◆ WHAT TO PRODUCE ◆
Extract the whole listing as it stands. Do not include the pictures.

(Extracted records)
---*---
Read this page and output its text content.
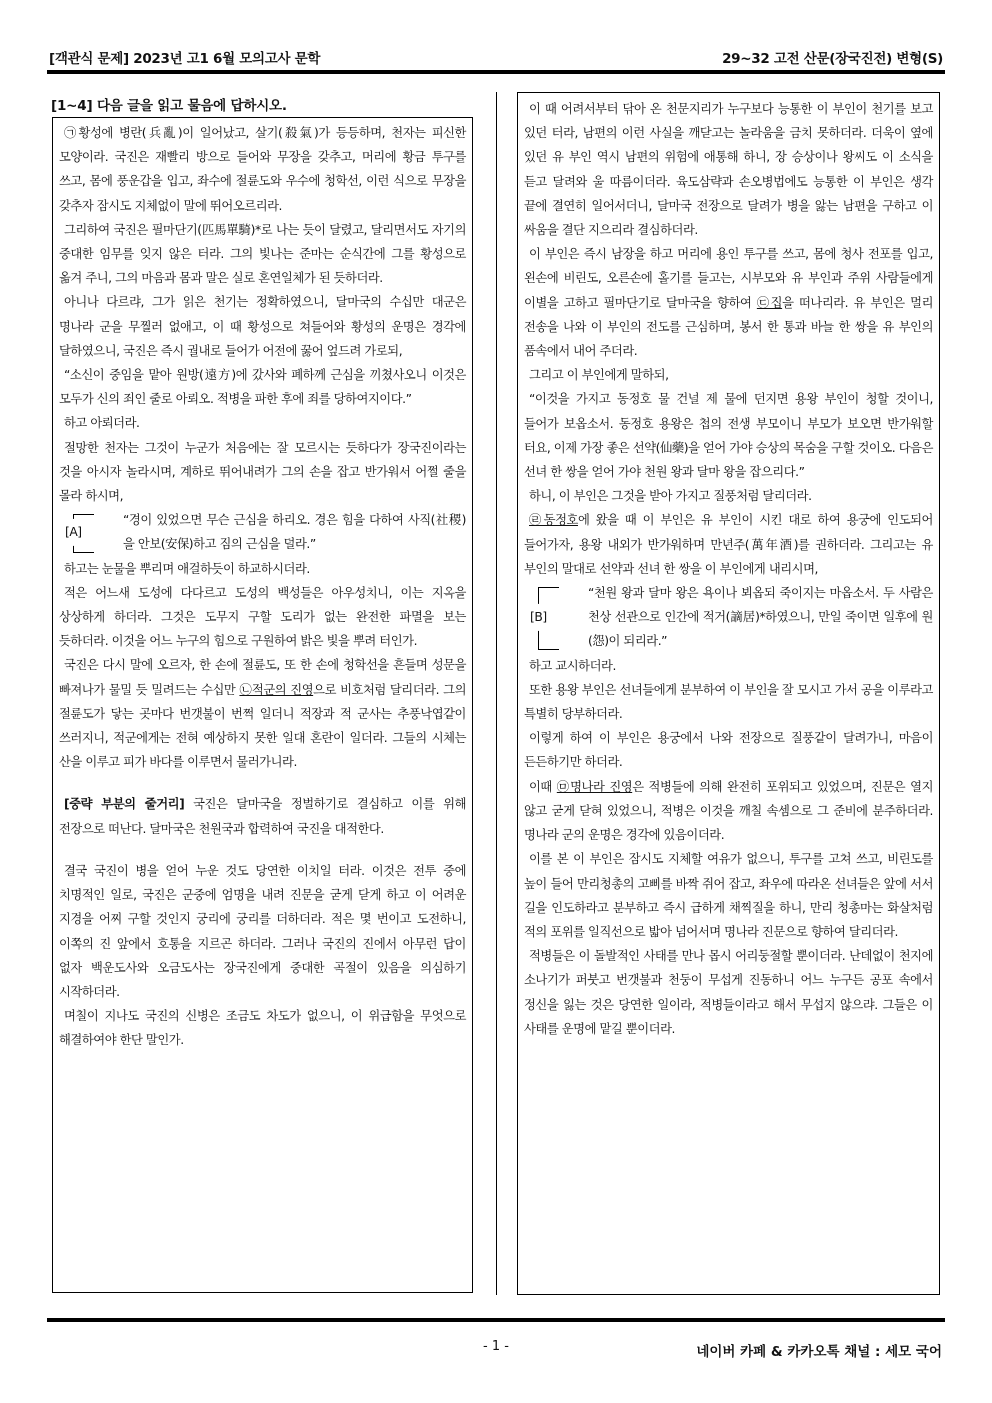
[객관식 문제] 2023년 고1 6월 모의고사 문학	29~32 고전 산문(장국진전) 변형(S)
[1~4] 다음 글을 읽고 물음에 답하시오.

㉠황성에 병란(兵亂)이 일어났고, 살기(殺氣)가 등등하며, 천자는 피신한 모양이라. 국진은 재빨리 방으로 들어와 무장을 갖추고, 머리에 황금 투구를 쓰고, 몸에 풍운갑을 입고, 좌수에 절륜도와 우수에 청학선, 이런 식으로 무장을 갖추자 잠시도 지체없이 말에 뛰어오르리라.

그리하여 국진은 필마단기(匹馬單騎)*로 나는 듯이 달렸고, 달리면서도 자기의 중대한 임무를 잊지 않은 터라. 그의 빛나는 준마는 순식간에 그를 황성으로 옮겨 주니, 그의 마음과 몸과 말은 실로 혼연일체가 된 듯하더라.

아니나 다르랴, 그가 읽은 천기는 정확하였으니, 달마국의 수십만 대군은 명나라 군을 무찔러 없애고, 이 때 황성으로 쳐들어와 황성의 운명은 경각에 달하였으니, 국진은 즉시 궐내로 들어가 어전에 꿇어 엎드려 가로되,

“소신이 중임을 맡아 원방(遠方)에 갔사와 폐하께 근심을 끼쳤사오니 이것은 모두가 신의 죄인 줄로 아뢰오. 적병을 파한 후에 죄를 당하여지이다.”

하고 아뢰더라.

절망한 천자는 그것이 누군가 처음에는 잘 모르시는 듯하다가 장국진이라는 것을 아시자 놀라시며, 계하로 뛰어내려가 그의 손을 잡고 반가워서 어쩔 줄을 몰라 하시며,

[A]

“경이 있었으면 무슨 근심을 하리오. 경은 힘을 다하여 사직(社稷)을 안보(安保)하고 짐의 근심을 덜라.”

하고는 눈물을 뿌리며 애걸하듯이 하교하시더라.

적은 어느새 도성에 다다르고 도성의 백성들은 아우성치니, 이는 지옥을 상상하게 하더라. 그것은 도무지 구할 도리가 없는 완전한 파멸을 보는 듯하더라. 이것을 어느 누구의 힘으로 구원하여 밝은 빛을 뿌려 터인가.

국진은 다시 말에 오르자, 한 손에 절륜도, 또 한 손에 청학선을 흔들며 성문을 빠져나가 물밀 듯 밀려드는 수십만 ㉡적군의 진영으로 비호처럼 달리더라. 그의 절륜도가 닿는 곳마다 번갯불이 번쩍 일더니 적장과 적 군사는 추풍낙엽같이 쓰러지니, 적군에게는 전혀 예상하지 못한 일대 혼란이 일더라. 그들의 시체는 산을 이루고 피가 바다를 이루면서 물러가니라.

[중략 부분의 줄거리] 국진은 달마국을 정벌하기로 결심하고 이를 위해 전장으로 떠난다. 달마국은 천원국과 합력하여 국진을 대적한다.

결국 국진이 병을 얻어 누운 것도 당연한 이치일 터라. 이것은 전투 중에 치명적인 일로, 국진은 군중에 엄명을 내려 진문을 굳게 닫게 하고 이 어려운 지경을 어찌 구할 것인지 궁리에 궁리를 더하더라. 적은 몇 번이고 도전하니, 이쪽의 진 앞에서 호통을 지르곤 하더라. 그러나 국진의 진에서 아무런 답이 없자 백운도사와 오금도사는 장국진에게 중대한 곡절이 있음을 의심하기 시작하더라.

며칠이 지나도 국진의 신병은 조금도 차도가 없으니, 이 위급함을 무엇으로 해결하여야 한단 말인가.

이 때 어려서부터 닦아 온 천문지리가 누구보다 능통한 이 부인이 천기를 보고 있던 터라, 남편의 이런 사실을 깨닫고는 놀라움을 금치 못하더라. 더욱이 옆에 있던 유 부인 역시 남편의 위험에 애통해 하니, 장 승상이나 왕씨도 이 소식을 듣고 달려와 울 따름이더라. 육도삼략과 손오병법에도 능통한 이 부인은 생각 끝에 결연히 일어서더니, 달마국 전장으로 달려가 병을 앓는 남편을 구하고 이 싸움을 결단 지으리라 결심하더라.

이 부인은 즉시 남장을 하고 머리에 용인 투구를 쓰고, 몸에 청사 전포를 입고, 왼손에 비린도, 오른손에 홀기를 들고는, 시부모와 유 부인과 주위 사람들에게 이별을 고하고 필마단기로 달마국을 향하여 ㉢집을 떠나리라. 유 부인은 멀리 전송을 나와 이 부인의 전도를 근심하며, 봉서 한 통과 바늘 한 쌍을 유 부인의 품속에서 내어 주더라.

그리고 이 부인에게 말하되,

“이것을 가지고 동정호 물 건널 제 물에 던지면 용왕 부인이 청할 것이니, 들어가 보옵소서. 동정호 용왕은 첩의 전생 부모이니 부모가 보오면 반가워할 터요, 이제 가장 좋은 선약(仙藥)을 얻어 가야 승상의 목숨을 구할 것이오. 다음은 선녀 한 쌍을 얻어 가야 천원 왕과 달마 왕을 잡으리다.”

하니, 이 부인은 그것을 받아 가지고 질풍처럼 달리더라.

㉣동정호에 왔을 때 이 부인은 유 부인이 시킨 대로 하여 용궁에 인도되어 들어가자, 용왕 내외가 반가워하며 만년주(萬年酒)를 권하더라. 그리고는 유 부인의 말대로 선약과 선녀 한 쌍을 이 부인에게 내리시며,

[B]

“천원 왕과 달마 왕은 욕이나 뵈옵되 죽이지는 마옵소서. 두 사람은 천상 선관으로 인간에 적거(謫居)*하였으니, 만일 죽이면 일후에 원(怨)이 되리라.”

하고 교시하더라.

또한 용왕 부인은 선녀들에게 분부하여 이 부인을 잘 모시고 가서 공을 이루라고 특별히 당부하더라.

이렇게 하여 이 부인은 용궁에서 나와 전장으로 질풍같이 달려가니, 마음이 든든하기만 하더라.

이때 ㉤명나라 진영은 적병들에 의해 완전히 포위되고 있었으며, 진문은 열지 않고 굳게 닫혀 있었으니, 적병은 이것을 깨칠 속셈으로 그 준비에 분주하더라. 명나라 군의 운명은 경각에 있음이더라.

이를 본 이 부인은 잠시도 지체할 여유가 없으니, 투구를 고쳐 쓰고, 비린도를 높이 들어 만리청총의 고삐를 바짝 쥐어 잡고, 좌우에 따라온 선녀들은 앞에 서서 길을 인도하라고 분부하고 즉시 급하게 채찍질을 하니, 만리 청총마는 화살처럼 적의 포위를 일직선으로 밟아 넘어서며 명나라 진문으로 향하여 달리더라.

적병들은 이 돌발적인 사태를 만나 몹시 어리둥절할 뿐이더라. 난데없이 천지에 소나기가 퍼붓고 번갯불과 천둥이 무섭게 진동하니 어느 누구든 공포 속에서 정신을 잃는 것은 당연한 일이라, 적병들이라고 해서 무섭지 않으랴. 그들은 이 사태를 운명에 맡길 뿐이더라.

- 1 -	네이버 카페 & 카카오톡 채널 : 세모 국어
---*---
◆ REPLY ◆
Read this page and output its text content.
[객관식 문제] 2023년 고1 6월 모의고사 문학	29~32 고전 산문(장국진전) 변형(S)
[1~4] 다음 글을 읽고 물음에 답하시오.

㉠황성에 병란(兵亂)이 일어났고, 살기(殺氣)가 등등하며, 천자는 피신한 모양이라. 국진은 재빨리 방으로 들어와 무장을 갖추고, 머리에 황금 투구를 쓰고, 몸에 풍운갑을 입고, 좌수에 절륜도와 우수에 청학선, 이런 식으로 무장을 갖추자 잠시도 지체없이 말에 뛰어오르리라.

그리하여 국진은 필마단기(匹馬單騎)*로 나는 듯이 달렸고, 달리면서도 자기의 중대한 임무를 잊지 않은 터라. 그의 빛나는 준마는 순식간에 그를 황성으로 옮겨 주니, 그의 마음과 몸과 말은 실로 혼연일체가 된 듯하더라.

아니나 다르랴, 그가 읽은 천기는 정확하였으니, 달마국의 수십만 대군은 명나라 군을 무찔러 없애고, 이 때 황성으로 쳐들어와 황성의 운명은 경각에 달하였으니, 국진은 즉시 궐내로 들어가 어전에 꿇어 엎드려 가로되,

“소신이 중임을 맡아 원방(遠方)에 갔사와 폐하께 근심을 끼쳤사오니 이것은 모두가 신의 죄인 줄로 아뢰오. 적병을 파한 후에 죄를 당하여지이다.”

하고 아뢰더라.

절망한 천자는 그것이 누군가 처음에는 잘 모르시는 듯하다가 장국진이라는 것을 아시자 놀라시며, 계하로 뛰어내려가 그의 손을 잡고 반가워서 어쩔 줄을 몰라 하시며,

[A]

“경이 있었으면 무슨 근심을 하리오. 경은 힘을 다하여 사직(社稷)을 안보(安保)하고 짐의 근심을 덜라.”

하고는 눈물을 뿌리며 애걸하듯이 하교하시더라.

적은 어느새 도성에 다다르고 도성의 백성들은 아우성치니, 이는 지옥을 상상하게 하더라. 그것은 도무지 구할 도리가 없는 완전한 파멸을 보는 듯하더라. 이것을 어느 누구의 힘으로 구원하여 밝은 빛을 뿌려 터인가.

국진은 다시 말에 오르자, 한 손에 절륜도, 또 한 손에 청학선을 흔들며 성문을 빠져나가 물밀 듯 밀려드는 수십만 ㉡적군의 진영으로 비호처럼 달리더라. 그의 절륜도가 닿는 곳마다 번갯불이 번쩍 일더니 적장과 적 군사는 추풍낙엽같이 쓰러지니, 적군에게는 전혀 예상하지 못한 일대 혼란이 일더라. 그들의 시체는 산을 이루고 피가 바다를 이루면서 물러가니라.

[중략 부분의 줄거리] 국진은 달마국을 정벌하기로 결심하고 이를 위해 전장으로 떠난다. 달마국은 천원국과 합력하여 국진을 대적한다.

결국 국진이 병을 얻어 누운 것도 당연한 이치일 터라. 이것은 전투 중에 치명적인 일로, 국진은 군중에 엄명을 내려 진문을 굳게 닫게 하고 이 어려운 지경을 어찌 구할 것인지 궁리에 궁리를 더하더라. 적은 몇 번이고 도전하니, 이쪽의 진 앞에서 호통을 지르곤 하더라. 그러나 국진의 진에서 아무런 답이 없자 백운도사와 오금도사는 장국진에게 중대한 곡절이 있음을 의심하기 시작하더라.

며칠이 지나도 국진의 신병은 조금도 차도가 없으니, 이 위급함을 무엇으로 해결하여야 한단 말인가.

이 때 어려서부터 닦아 온 천문지리가 누구보다 능통한 이 부인이 천기를 보고 있던 터라, 남편의 이런 사실을 깨닫고는 놀라움을 금치 못하더라. 더욱이 옆에 있던 유 부인 역시 남편의 위험에 애통해 하니, 장 승상이나 왕씨도 이 소식을 듣고 달려와 울 따름이더라. 육도삼략과 손오병법에도 능통한 이 부인은 생각 끝에 결연히 일어서더니, 달마국 전장으로 달려가 병을 앓는 남편을 구하고 이 싸움을 결단 지으리라 결심하더라.

이 부인은 즉시 남장을 하고 머리에 용인 투구를 쓰고, 몸에 청사 전포를 입고, 왼손에 비린도, 오른손에 홀기를 들고는, 시부모와 유 부인과 주위 사람들에게 이별을 고하고 필마단기로 달마국을 향하여 ㉢집을 떠나리라. 유 부인은 멀리 전송을 나와 이 부인의 전도를 근심하며, 봉서 한 통과 바늘 한 쌍을 유 부인의 품속에서 내어 주더라.

그리고 이 부인에게 말하되,

“이것을 가지고 동정호 물 건널 제 물에 던지면 용왕 부인이 청할 것이니, 들어가 보옵소서. 동정호 용왕은 첩의 전생 부모이니 부모가 보오면 반가워할 터요, 이제 가장 좋은 선약(仙藥)을 얻어 가야 승상의 목숨을 구할 것이오. 다음은 선녀 한 쌍을 얻어 가야 천원 왕과 달마 왕을 잡으리다.”

하니, 이 부인은 그것을 받아 가지고 질풍처럼 달리더라.

㉣동정호에 왔을 때 이 부인은 유 부인이 시킨 대로 하여 용궁에 인도되어 들어가자, 용왕 내외가 반가워하며 만년주(萬年酒)를 권하더라. 그리고는 유 부인의 말대로 선약과 선녀 한 쌍을 이 부인에게 내리시며,

[B]

“천원 왕과 달마 왕은 욕이나 뵈옵되 죽이지는 마옵소서. 두 사람은 천상 선관으로 인간에 적거(謫居)*하였으니, 만일 죽이면 일후에 원(怨)이 되리라.”

하고 교시하더라.

또한 용왕 부인은 선녀들에게 분부하여 이 부인을 잘 모시고 가서 공을 이루라고 특별히 당부하더라.

이렇게 하여 이 부인은 용궁에서 나와 전장으로 질풍같이 달려가니, 마음이 든든하기만 하더라.

이때 ㉤명나라 진영은 적병들에 의해 완전히 포위되고 있었으며, 진문은 열지 않고 굳게 닫혀 있었으니, 적병은 이것을 깨칠 속셈으로 그 준비에 분주하더라. 명나라 군의 운명은 경각에 있음이더라.

이를 본 이 부인은 잠시도 지체할 여유가 없으니, 투구를 고쳐 쓰고, 비린도를 높이 들어 만리청총의 고삐를 바짝 쥐어 잡고, 좌우에 따라온 선녀들은 앞에 서서 길을 인도하라고 분부하고 즉시 급하게 채찍질을 하니, 만리 청총마는 화살처럼 적의 포위를 일직선으로 밟아 넘어서며 명나라 진문으로 향하여 달리더라.

적병들은 이 돌발적인 사태를 만나 몹시 어리둥절할 뿐이더라. 난데없이 천지에 소나기가 퍼붓고 번갯불과 천둥이 무섭게 진동하니 어느 누구든 공포 속에서 정신을 잃는 것은 당연한 일이라, 적병들이라고 해서 무섭지 않으랴. 그들은 이 사태를 운명에 맡길 뿐이더라.

- 1 -	네이버 카페 & 카카오톡 채널 : 세모 국어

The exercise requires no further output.